Your task >> Make an exact copy of the records, dropping all pictures.

• • • • •

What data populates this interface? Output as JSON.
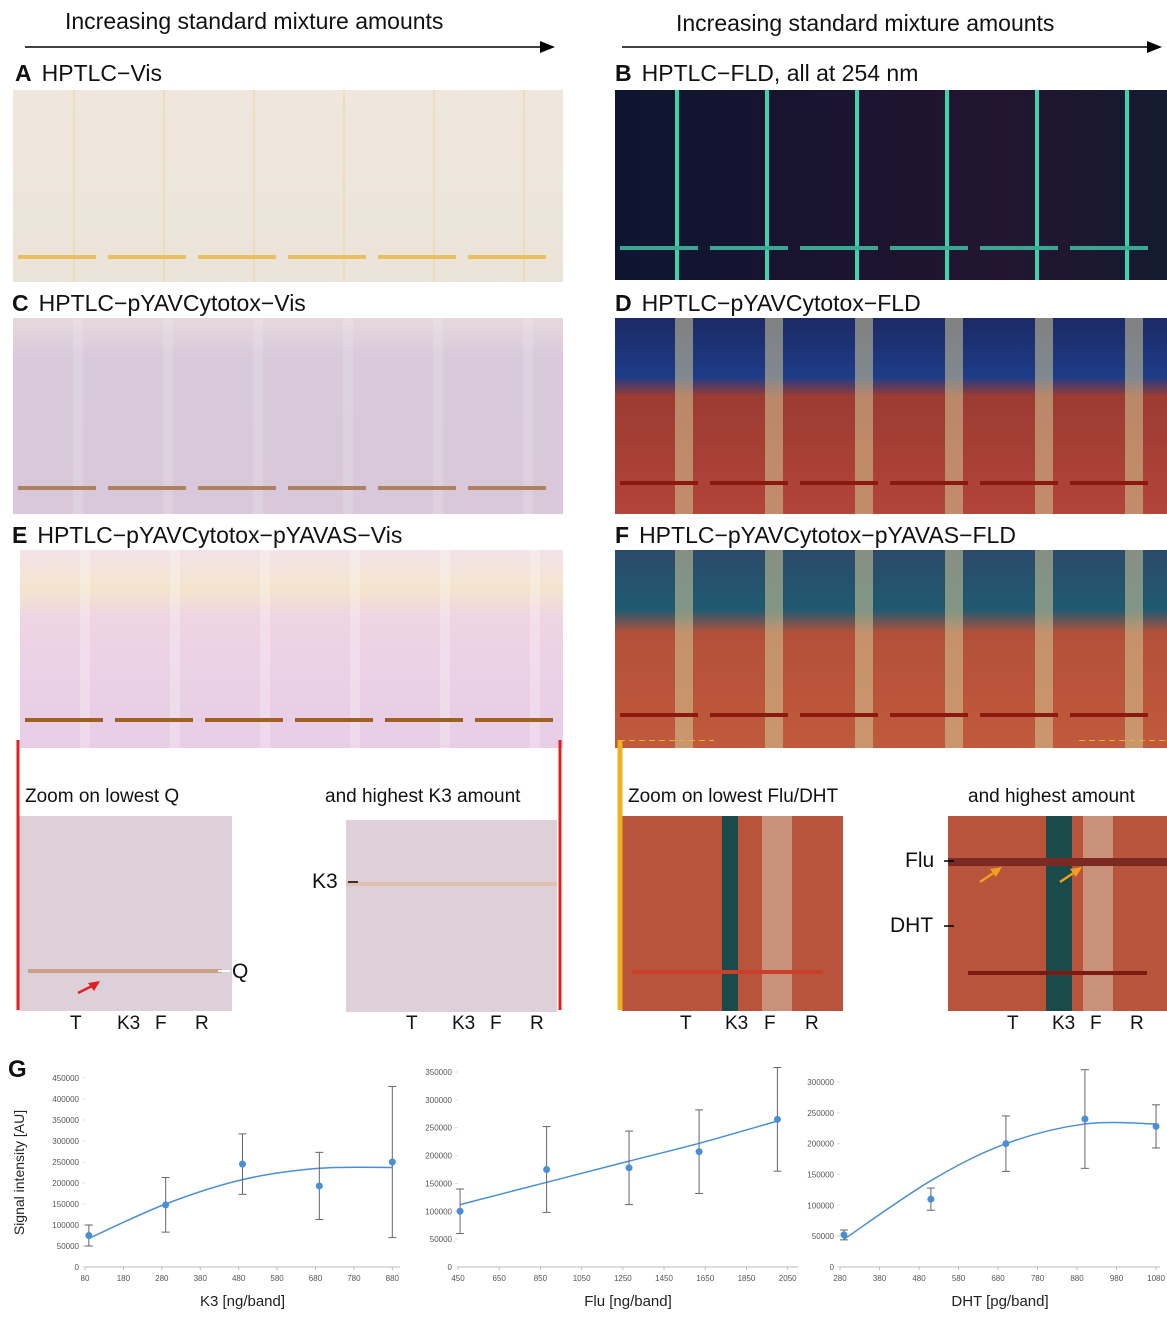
{
  "headers": [
    "Increasing standard mixture amounts",
    "Increasing standard mixture amounts"
  ],
  "panels": [
    {
      "letter": "A",
      "title": "HPTLC−Vis"
    },
    {
      "letter": "B",
      "title": "HPTLC−FLD, all at 254 nm"
    },
    {
      "letter": "C",
      "title": "HPTLC−pYAVCytotox−Vis"
    },
    {
      "letter": "D",
      "title": "HPTLC−pYAVCytotox−FLD"
    },
    {
      "letter": "E",
      "title": "HPTLC−pYAVCytotox−pYAVAS−Vis"
    },
    {
      "letter": "F",
      "title": "HPTLC−pYAVCytotox−pYAVAS−FLD"
    }
  ],
  "zooms": [
    {
      "caption": "Zoom on lowest Q",
      "markers": [
        "Q"
      ],
      "lanes": [
        "T",
        "K3",
        "F",
        "R"
      ]
    },
    {
      "caption": "and highest K3 amount",
      "markers": [
        "K3"
      ],
      "lanes": [
        "T",
        "K3",
        "F",
        "R"
      ]
    },
    {
      "caption": "Zoom on lowest Flu/DHT",
      "lanes": [
        "T",
        "K3",
        "F",
        "R"
      ]
    },
    {
      "caption": "and highest amount",
      "markers": [
        "Flu",
        "DHT"
      ],
      "lanes": [
        "T",
        "K3",
        "F",
        "R"
      ]
    }
  ],
  "panel_g_letter": "G",
  "chart_data": [
    {
      "type": "scatter",
      "x_label": "K3 [ng/band]",
      "y_label": "Signal intensity [AU]",
      "color": "#4a8fd4",
      "x": [
        90,
        290,
        490,
        690,
        880
      ],
      "values": [
        75000,
        148000,
        245000,
        193000,
        250000
      ],
      "errors": [
        25000,
        65000,
        72000,
        80000,
        180000
      ],
      "trend_values": [
        68000,
        150000,
        208000,
        235000,
        237000
      ],
      "xlim": [
        80,
        900
      ],
      "xticks": [
        80,
        180,
        280,
        380,
        480,
        580,
        680,
        780,
        880
      ],
      "ylim": [
        0,
        450000
      ],
      "yticks": [
        0,
        50000,
        100000,
        150000,
        200000,
        250000,
        300000,
        350000,
        400000,
        450000
      ]
    },
    {
      "type": "scatter",
      "x_label": "Flu [ng/band]",
      "color": "#4a8fd4",
      "x": [
        460,
        880,
        1280,
        1620,
        2000
      ],
      "values": [
        100000,
        175000,
        178000,
        207000,
        265000
      ],
      "errors": [
        40000,
        77000,
        66000,
        75000,
        93000
      ],
      "trend_values": [
        112000,
        152000,
        190000,
        222000,
        262000
      ],
      "xlim": [
        450,
        2100
      ],
      "xticks": [
        450,
        650,
        850,
        1050,
        1250,
        1450,
        1650,
        1850,
        2050
      ],
      "ylim": [
        0,
        350000
      ],
      "yticks": [
        0,
        50000,
        100000,
        150000,
        200000,
        250000,
        300000,
        350000
      ]
    },
    {
      "type": "scatter",
      "x_label": "DHT [pg/band]",
      "color": "#4a8fd4",
      "x": [
        290,
        510,
        700,
        900,
        1080
      ],
      "values": [
        52000,
        110000,
        200000,
        240000,
        228000
      ],
      "errors": [
        8000,
        18000,
        45000,
        80000,
        35000
      ],
      "trend_values": [
        45000,
        140000,
        200000,
        232000,
        232000
      ],
      "xlim": [
        280,
        1090
      ],
      "xticks": [
        280,
        380,
        480,
        580,
        680,
        780,
        880,
        980,
        1080
      ],
      "ylim": [
        0,
        300000
      ],
      "yticks": [
        0,
        50000,
        100000,
        150000,
        200000,
        250000,
        300000
      ]
    }
  ]
}
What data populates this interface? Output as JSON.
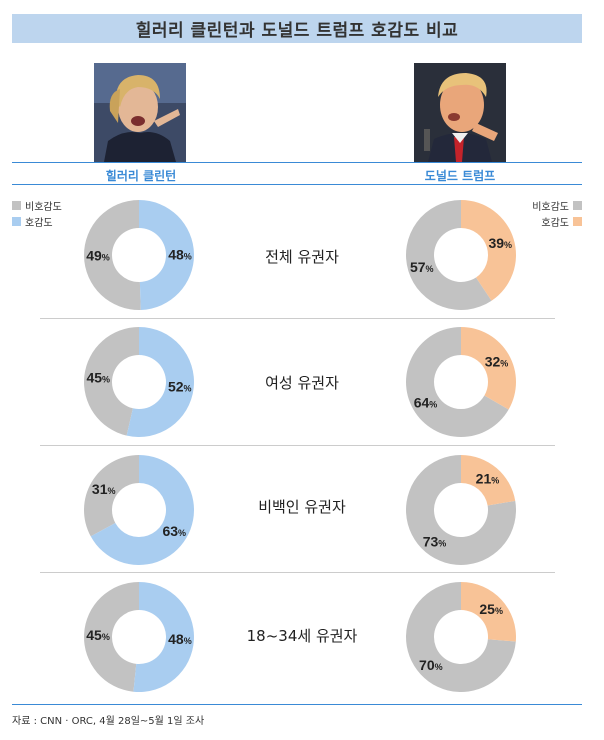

• • • • •

Response below >>
What data populates this interface? Output as JSON.
{
  "headers": [
    "Increasing standard mixture amounts",
    "Increasing standard mixture amounts"
  ],
  "panels": [
    {
      "letter": "A",
      "title": "HPTLC−Vis"
    },
    {
      "letter": "B",
      "title": "HPTLC−FLD, all at 254 nm"
    },
    {
      "letter": "C",
      "title": "HPTLC−pYAVCytotox−Vis"
    },
    {
      "letter": "D",
      "title": "HPTLC−pYAVCytotox−FLD"
    },
    {
      "letter": "E",
      "title": "HPTLC−pYAVCytotox−pYAVAS−Vis"
    },
    {
      "letter": "F",
      "title": "HPTLC−pYAVCytotox−pYAVAS−FLD"
    }
  ],
  "zooms": [
    {
      "caption": "Zoom on lowest Q",
      "markers": [
        "Q"
      ],
      "lanes": [
        "T",
        "K3",
        "F",
        "R"
      ]
    },
    {
      "caption": "and highest K3 amount",
      "markers": [
        "K3"
      ],
      "lanes": [
        "T",
        "K3",
        "F",
        "R"
      ]
    },
    {
      "caption": "Zoom on lowest Flu/DHT",
      "lanes": [
        "T",
        "K3",
        "F",
        "R"
      ]
    },
    {
      "caption": "and highest amount",
      "markers": [
        "Flu",
        "DHT"
      ],
      "lanes": [
        "T",
        "K3",
        "F",
        "R"
      ]
    }
  ],
  "panel_g_letter": "G",
  "chart_data": [
    {
      "type": "scatter",
      "x_label": "K3 [ng/band]",
      "y_label": "Signal intensity [AU]",
      "color": "#4a8fd4",
      "x": [
        90,
        290,
        490,
        690,
        880
      ],
      "values": [
        75000,
        148000,
        245000,
        193000,
        250000
      ],
      "errors": [
        25000,
        65000,
        72000,
        80000,
        180000
      ],
      "trend_values": [
        68000,
        150000,
        208000,
        235000,
        237000
      ],
      "xlim": [
        80,
        900
      ],
      "xticks": [
        80,
        180,
        280,
        380,
        480,
        580,
        680,
        780,
        880
      ],
      "ylim": [
        0,
        450000
      ],
      "yticks": [
        0,
        50000,
        100000,
        150000,
        200000,
        250000,
        300000,
        350000,
        400000,
        450000
      ]
    },
    {
      "type": "scatter",
      "x_label": "Flu [ng/band]",
      "color": "#4a8fd4",
      "x": [
        460,
        880,
        1280,
        1620,
        2000
      ],
      "values": [
        100000,
        175000,
        178000,
        207000,
        265000
      ],
      "errors": [
        40000,
        77000,
        66000,
        75000,
        93000
      ],
      "trend_values": [
        112000,
        152000,
        190000,
        222000,
        262000
      ],
      "xlim": [
        450,
        2100
      ],
      "xticks": [
        450,
        650,
        850,
        1050,
        1250,
        1450,
        1650,
        1850,
        2050
      ],
      "ylim": [
        0,
        350000
      ],
      "yticks": [
        0,
        50000,
        100000,
        150000,
        200000,
        250000,
        300000,
        350000
      ]
    },
    {
      "type": "scatter",
      "x_label": "DHT [pg/band]",
      "color": "#4a8fd4",
      "x": [
        290,
        510,
        700,
        900,
        1080
      ],
      "values": [
        52000,
        110000,
        200000,
        240000,
        228000
      ],
      "errors": [
        8000,
        18000,
        45000,
        80000,
        35000
      ],
      "trend_values": [
        45000,
        140000,
        200000,
        232000,
        232000
      ],
      "xlim": [
        280,
        1090
      ],
      "xticks": [
        280,
        380,
        480,
        580,
        680,
        780,
        880,
        980,
        1080
      ],
      "ylim": [
        0,
        300000
      ],
      "yticks": [
        0,
        50000,
        100000,
        150000,
        200000,
        250000,
        300000
      ]
    }
  ]
}
What data populates this interface? Output as JSON.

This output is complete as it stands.